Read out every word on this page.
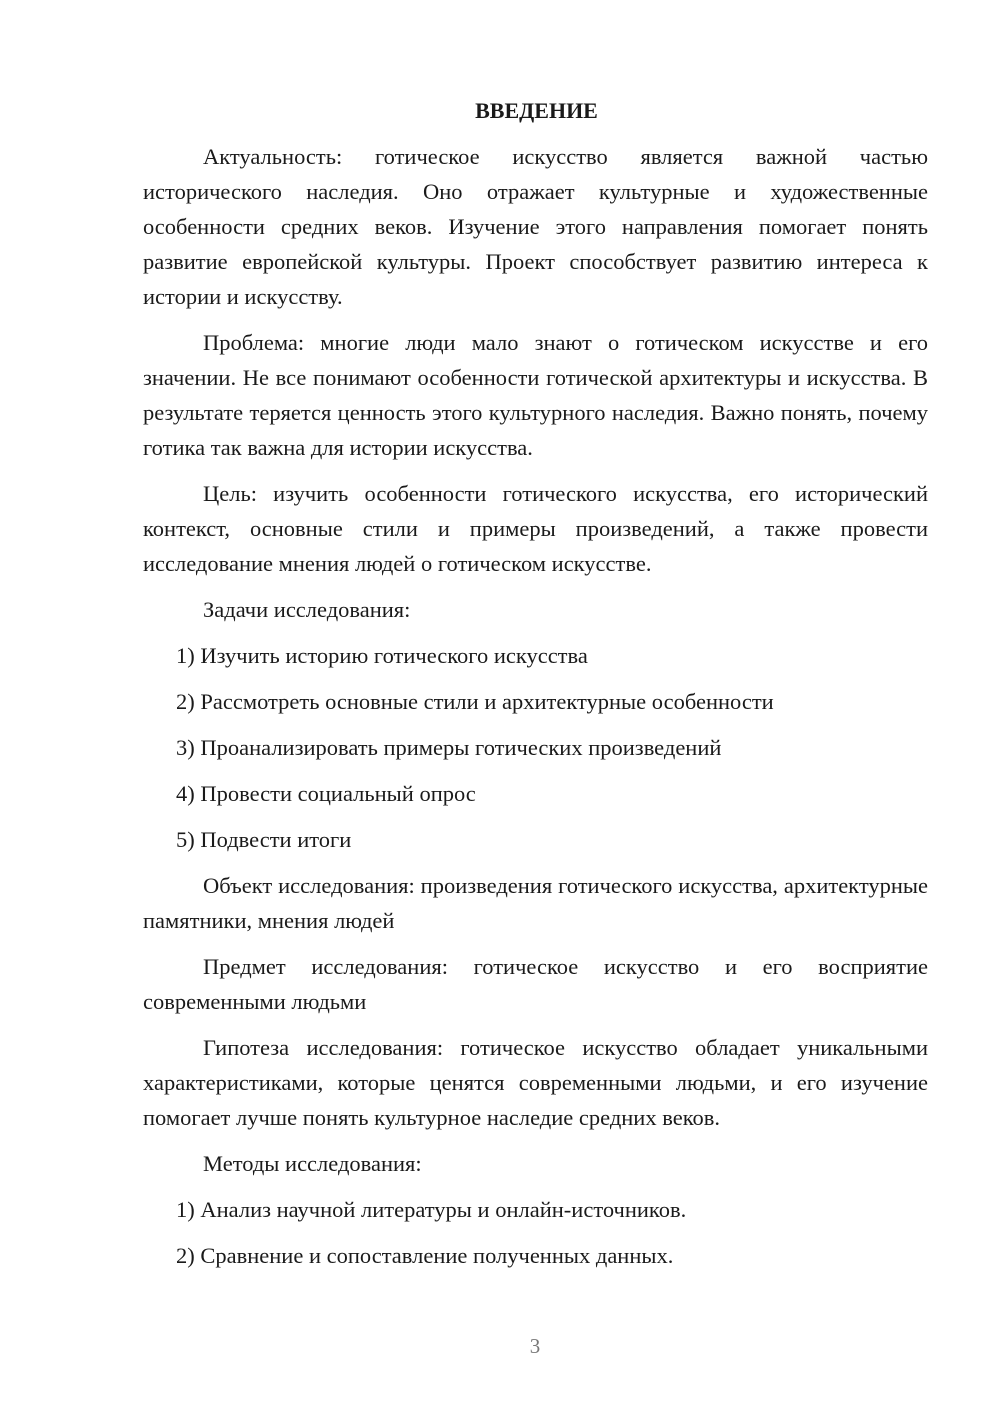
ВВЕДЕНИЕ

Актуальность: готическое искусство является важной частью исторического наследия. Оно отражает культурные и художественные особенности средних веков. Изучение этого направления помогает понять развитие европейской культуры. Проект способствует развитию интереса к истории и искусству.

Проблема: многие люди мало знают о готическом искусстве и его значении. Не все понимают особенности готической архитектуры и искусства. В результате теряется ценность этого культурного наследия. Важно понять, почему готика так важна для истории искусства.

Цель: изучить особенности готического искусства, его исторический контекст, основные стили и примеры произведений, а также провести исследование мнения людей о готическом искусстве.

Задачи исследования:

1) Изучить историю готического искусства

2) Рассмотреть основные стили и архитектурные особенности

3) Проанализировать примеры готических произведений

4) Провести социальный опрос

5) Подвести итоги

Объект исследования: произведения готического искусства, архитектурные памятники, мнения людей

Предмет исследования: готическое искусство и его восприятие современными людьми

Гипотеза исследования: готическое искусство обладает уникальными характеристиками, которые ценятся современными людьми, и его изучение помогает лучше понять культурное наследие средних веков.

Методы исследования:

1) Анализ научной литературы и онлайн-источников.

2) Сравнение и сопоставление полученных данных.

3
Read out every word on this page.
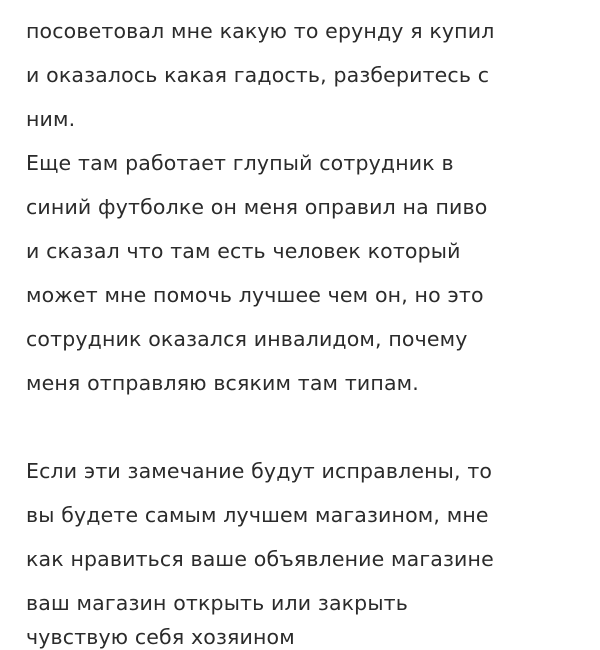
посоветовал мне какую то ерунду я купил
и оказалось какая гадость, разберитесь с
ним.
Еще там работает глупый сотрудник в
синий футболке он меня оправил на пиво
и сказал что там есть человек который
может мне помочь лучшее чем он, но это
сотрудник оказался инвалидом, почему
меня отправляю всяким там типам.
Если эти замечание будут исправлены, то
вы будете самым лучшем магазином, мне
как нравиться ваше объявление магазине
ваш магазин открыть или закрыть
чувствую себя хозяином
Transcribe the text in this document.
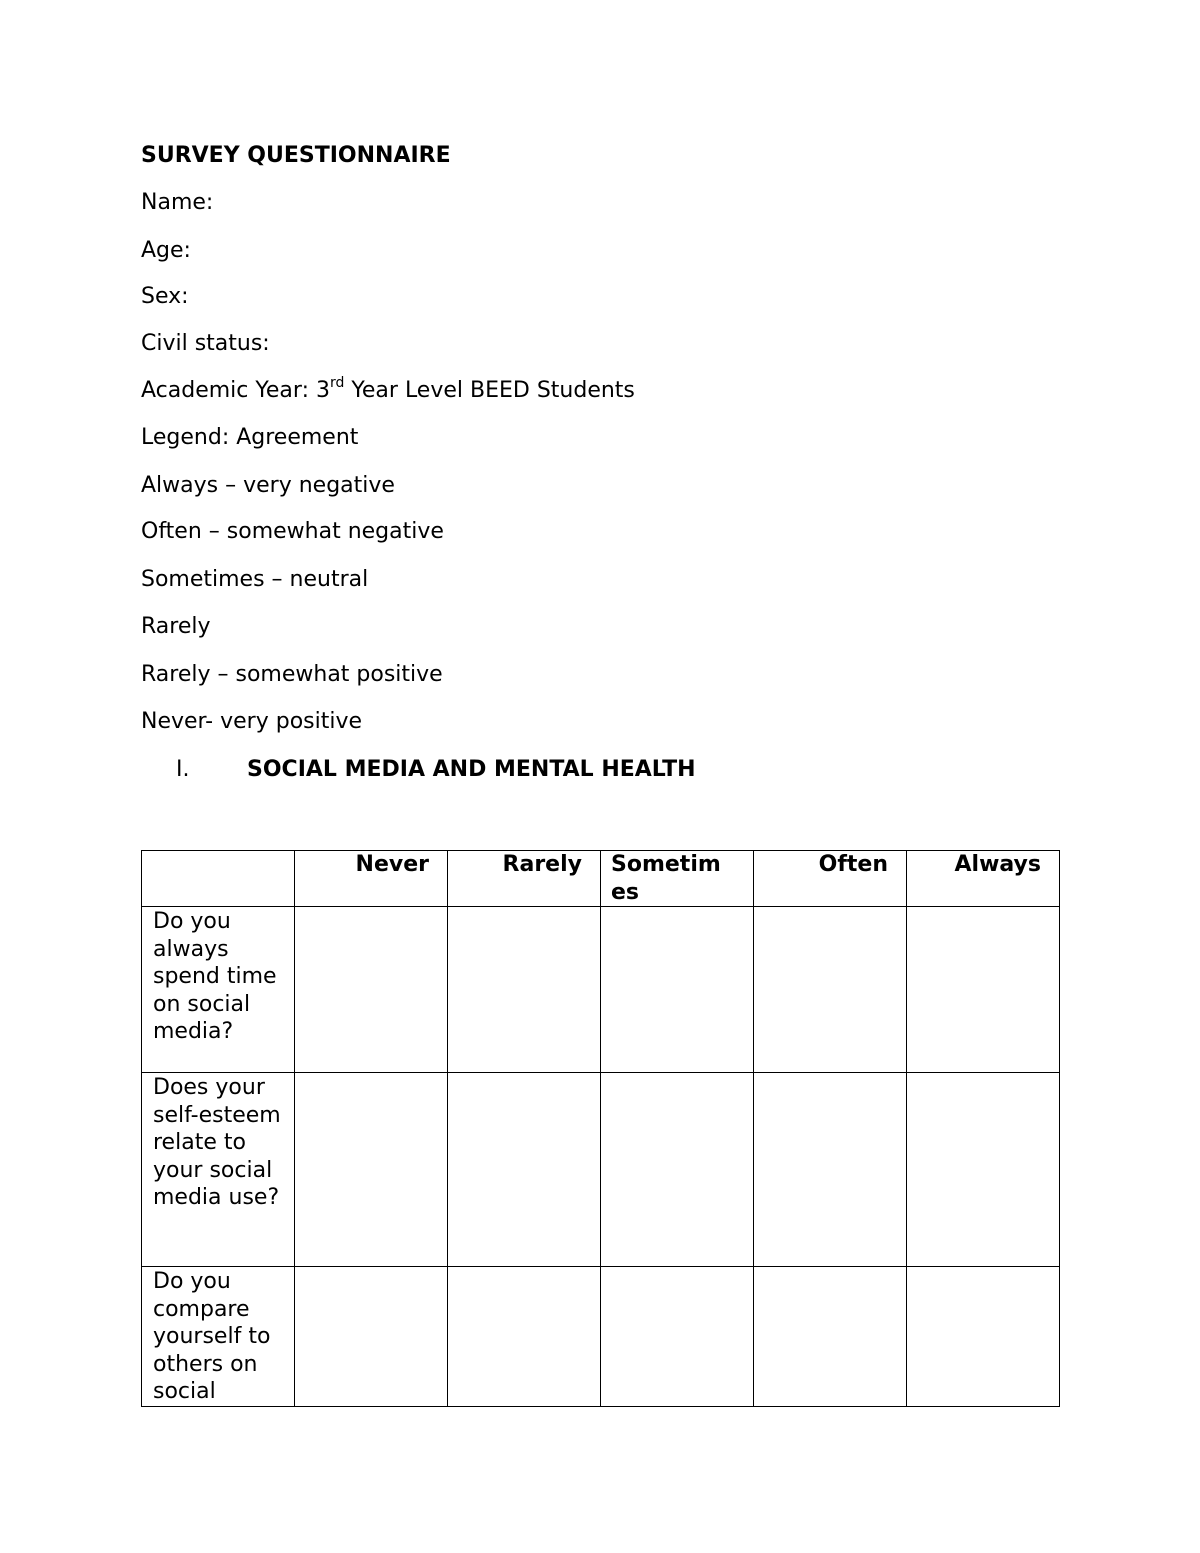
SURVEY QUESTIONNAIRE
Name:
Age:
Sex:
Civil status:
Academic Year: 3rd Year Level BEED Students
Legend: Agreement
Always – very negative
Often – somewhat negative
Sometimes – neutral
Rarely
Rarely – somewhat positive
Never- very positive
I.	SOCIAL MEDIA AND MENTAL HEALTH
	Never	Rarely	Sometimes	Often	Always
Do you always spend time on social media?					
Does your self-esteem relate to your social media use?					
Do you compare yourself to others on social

▶ **Given exercise**
Above are the records. Copy every line in them holding "исследования".

▶ **Exercise result**
Задачи исследования:
Объект исследования: произведения готического искусства, архитектурные памятники, мнения людей
Предмет исследования: готическое искусство и его восприятие современными людьми
Гипотеза исследования: готическое искусство обладает уникальными характеристиками, которые ценятся современными людьми, и его изучение помогает лучше понять культурное наследие средних веков.
Методы исследования:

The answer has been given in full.